_Task instructions_
Return each line containing the string "title".

[BEGIN Material for this task]

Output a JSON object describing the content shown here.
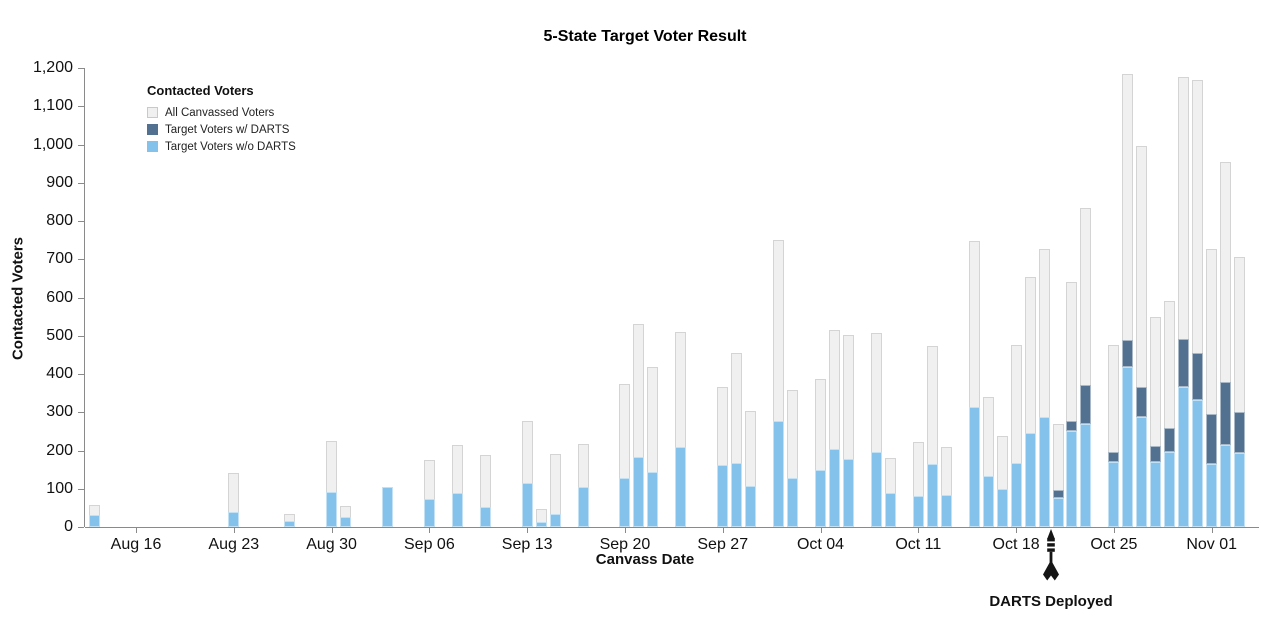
{
  "title": "5-State Target Voter Result",
  "legend": {
    "title": "Contacted Voters",
    "items": [
      {
        "label": "All Canvassed Voters",
        "color": "#f0f0f0",
        "border": "#c9c9c9"
      },
      {
        "label": "Target Voters w/ DARTS",
        "color": "#52708F",
        "border": "#52708F"
      },
      {
        "label": "Target Voters w/o DARTS",
        "color": "#85C2EB",
        "border": "#85C2EB"
      }
    ]
  },
  "y_axis": {
    "title": "Contacted Voters",
    "tick_values": [
      0,
      100,
      200,
      300,
      400,
      500,
      600,
      700,
      800,
      900,
      1000,
      1100,
      1200
    ]
  },
  "x_axis": {
    "title": "Canvass Date",
    "ticks": [
      {
        "day": 0,
        "label": "Aug 16"
      },
      {
        "day": 7,
        "label": "Aug 23"
      },
      {
        "day": 14,
        "label": "Aug 30"
      },
      {
        "day": 21,
        "label": "Sep 06"
      },
      {
        "day": 28,
        "label": "Sep 13"
      },
      {
        "day": 35,
        "label": "Sep 20"
      },
      {
        "day": 42,
        "label": "Sep 27"
      },
      {
        "day": 49,
        "label": "Oct 04"
      },
      {
        "day": 56,
        "label": "Oct 11"
      },
      {
        "day": 63,
        "label": "Oct 18"
      },
      {
        "day": 70,
        "label": "Oct 25"
      },
      {
        "day": 77,
        "label": "Nov 01"
      }
    ]
  },
  "annotation": {
    "label": "DARTS Deployed",
    "day": 65.5,
    "icon": "dart-icon"
  },
  "colors": {
    "all_canvassed_fill": "#f0f0f0",
    "all_canvassed_border": "#d4d4d4",
    "target_with_darts": "#52708F",
    "target_without_darts": "#85C2EB",
    "axis": "#8a8a8a"
  },
  "chart_data": {
    "type": "bar",
    "title": "5-State Target Voter Result",
    "xlabel": "Canvass Date",
    "ylabel": "Contacted Voters",
    "ylim": [
      0,
      1200
    ],
    "legend_position": "top-left",
    "grid": false,
    "series_names": [
      "All Canvassed Voters",
      "Target Voters w/ DARTS",
      "Target Voters w/o DARTS"
    ],
    "note": "all_canvassed drawn as background bar; target_without_darts stacked from 0; target_with_darts stacked on top of it",
    "bars": [
      {
        "date": "Aug 13",
        "day": -3,
        "all_canvassed": 58,
        "target_without_darts": 32,
        "target_with_darts": 0
      },
      {
        "date": "Aug 23",
        "day": 7,
        "all_canvassed": 140,
        "target_without_darts": 38,
        "target_with_darts": 0
      },
      {
        "date": "Aug 27",
        "day": 11,
        "all_canvassed": 33,
        "target_without_darts": 16,
        "target_with_darts": 0
      },
      {
        "date": "Aug 30",
        "day": 14,
        "all_canvassed": 225,
        "target_without_darts": 92,
        "target_with_darts": 0
      },
      {
        "date": "Aug 31",
        "day": 15,
        "all_canvassed": 55,
        "target_without_darts": 25,
        "target_with_darts": 0
      },
      {
        "date": "Sep 03",
        "day": 18,
        "all_canvassed": 105,
        "target_without_darts": 105,
        "target_with_darts": 0
      },
      {
        "date": "Sep 06",
        "day": 21,
        "all_canvassed": 176,
        "target_without_darts": 74,
        "target_with_darts": 0
      },
      {
        "date": "Sep 08",
        "day": 23,
        "all_canvassed": 215,
        "target_without_darts": 88,
        "target_with_darts": 0
      },
      {
        "date": "Sep 10",
        "day": 25,
        "all_canvassed": 187,
        "target_without_darts": 52,
        "target_with_darts": 0
      },
      {
        "date": "Sep 13",
        "day": 28,
        "all_canvassed": 278,
        "target_without_darts": 116,
        "target_with_darts": 0
      },
      {
        "date": "Sep 14",
        "day": 29,
        "all_canvassed": 47,
        "target_without_darts": 14,
        "target_with_darts": 0
      },
      {
        "date": "Sep 15",
        "day": 30,
        "all_canvassed": 190,
        "target_without_darts": 35,
        "target_with_darts": 0
      },
      {
        "date": "Sep 17",
        "day": 32,
        "all_canvassed": 216,
        "target_without_darts": 105,
        "target_with_darts": 0
      },
      {
        "date": "Sep 20",
        "day": 35,
        "all_canvassed": 374,
        "target_without_darts": 129,
        "target_with_darts": 0
      },
      {
        "date": "Sep 21",
        "day": 36,
        "all_canvassed": 532,
        "target_without_darts": 184,
        "target_with_darts": 0
      },
      {
        "date": "Sep 22",
        "day": 37,
        "all_canvassed": 417,
        "target_without_darts": 144,
        "target_with_darts": 0
      },
      {
        "date": "Sep 24",
        "day": 39,
        "all_canvassed": 510,
        "target_without_darts": 210,
        "target_with_darts": 0
      },
      {
        "date": "Sep 27",
        "day": 42,
        "all_canvassed": 366,
        "target_without_darts": 163,
        "target_with_darts": 0
      },
      {
        "date": "Sep 28",
        "day": 43,
        "all_canvassed": 456,
        "target_without_darts": 167,
        "target_with_darts": 0
      },
      {
        "date": "Sep 29",
        "day": 44,
        "all_canvassed": 303,
        "target_without_darts": 108,
        "target_with_darts": 0
      },
      {
        "date": "Oct 01",
        "day": 46,
        "all_canvassed": 750,
        "target_without_darts": 278,
        "target_with_darts": 0
      },
      {
        "date": "Oct 02",
        "day": 47,
        "all_canvassed": 358,
        "target_without_darts": 129,
        "target_with_darts": 0
      },
      {
        "date": "Oct 04",
        "day": 49,
        "all_canvassed": 388,
        "target_without_darts": 149,
        "target_with_darts": 0
      },
      {
        "date": "Oct 05",
        "day": 50,
        "all_canvassed": 514,
        "target_without_darts": 204,
        "target_with_darts": 0
      },
      {
        "date": "Oct 06",
        "day": 51,
        "all_canvassed": 503,
        "target_without_darts": 179,
        "target_with_darts": 0
      },
      {
        "date": "Oct 08",
        "day": 53,
        "all_canvassed": 508,
        "target_without_darts": 196,
        "target_with_darts": 0
      },
      {
        "date": "Oct 09",
        "day": 54,
        "all_canvassed": 180,
        "target_without_darts": 89,
        "target_with_darts": 0
      },
      {
        "date": "Oct 11",
        "day": 56,
        "all_canvassed": 222,
        "target_without_darts": 82,
        "target_with_darts": 0
      },
      {
        "date": "Oct 12",
        "day": 57,
        "all_canvassed": 473,
        "target_without_darts": 165,
        "target_with_darts": 0
      },
      {
        "date": "Oct 13",
        "day": 58,
        "all_canvassed": 208,
        "target_without_darts": 84,
        "target_with_darts": 0
      },
      {
        "date": "Oct 15",
        "day": 60,
        "all_canvassed": 749,
        "target_without_darts": 314,
        "target_with_darts": 0
      },
      {
        "date": "Oct 16",
        "day": 61,
        "all_canvassed": 340,
        "target_without_darts": 134,
        "target_with_darts": 0
      },
      {
        "date": "Oct 17",
        "day": 62,
        "all_canvassed": 239,
        "target_without_darts": 100,
        "target_with_darts": 0
      },
      {
        "date": "Oct 18",
        "day": 63,
        "all_canvassed": 476,
        "target_without_darts": 168,
        "target_with_darts": 0
      },
      {
        "date": "Oct 19",
        "day": 64,
        "all_canvassed": 654,
        "target_without_darts": 245,
        "target_with_darts": 0
      },
      {
        "date": "Oct 20",
        "day": 65,
        "all_canvassed": 727,
        "target_without_darts": 287,
        "target_with_darts": 0
      },
      {
        "date": "Oct 21",
        "day": 66,
        "all_canvassed": 268,
        "target_without_darts": 76,
        "target_with_darts": 21
      },
      {
        "date": "Oct 22",
        "day": 67,
        "all_canvassed": 640,
        "target_without_darts": 252,
        "target_with_darts": 24
      },
      {
        "date": "Oct 23",
        "day": 68,
        "all_canvassed": 833,
        "target_without_darts": 270,
        "target_with_darts": 100
      },
      {
        "date": "Oct 25",
        "day": 70,
        "all_canvassed": 475,
        "target_without_darts": 169,
        "target_with_darts": 26
      },
      {
        "date": "Oct 26",
        "day": 71,
        "all_canvassed": 1185,
        "target_without_darts": 418,
        "target_with_darts": 70
      },
      {
        "date": "Oct 27",
        "day": 72,
        "all_canvassed": 995,
        "target_without_darts": 287,
        "target_with_darts": 78
      },
      {
        "date": "Oct 28",
        "day": 73,
        "all_canvassed": 548,
        "target_without_darts": 169,
        "target_with_darts": 44
      },
      {
        "date": "Oct 29",
        "day": 74,
        "all_canvassed": 591,
        "target_without_darts": 196,
        "target_with_darts": 62
      },
      {
        "date": "Oct 30",
        "day": 75,
        "all_canvassed": 1176,
        "target_without_darts": 365,
        "target_with_darts": 126
      },
      {
        "date": "Oct 31",
        "day": 76,
        "all_canvassed": 1168,
        "target_without_darts": 333,
        "target_with_darts": 122
      },
      {
        "date": "Nov 01",
        "day": 77,
        "all_canvassed": 727,
        "target_without_darts": 165,
        "target_with_darts": 131
      },
      {
        "date": "Nov 02",
        "day": 78,
        "all_canvassed": 955,
        "target_without_darts": 214,
        "target_with_darts": 165
      },
      {
        "date": "Nov 03",
        "day": 79,
        "all_canvassed": 705,
        "target_without_darts": 194,
        "target_with_darts": 107
      }
    ]
  }
}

[END Material for this task]

_Response to this exercise_
  "title": "5-State Target Voter Result",
    "title": "Contacted Voters",
    "title": "Contacted Voters",
    "title": "Canvass Date",
    "title": "5-State Target Voter Result",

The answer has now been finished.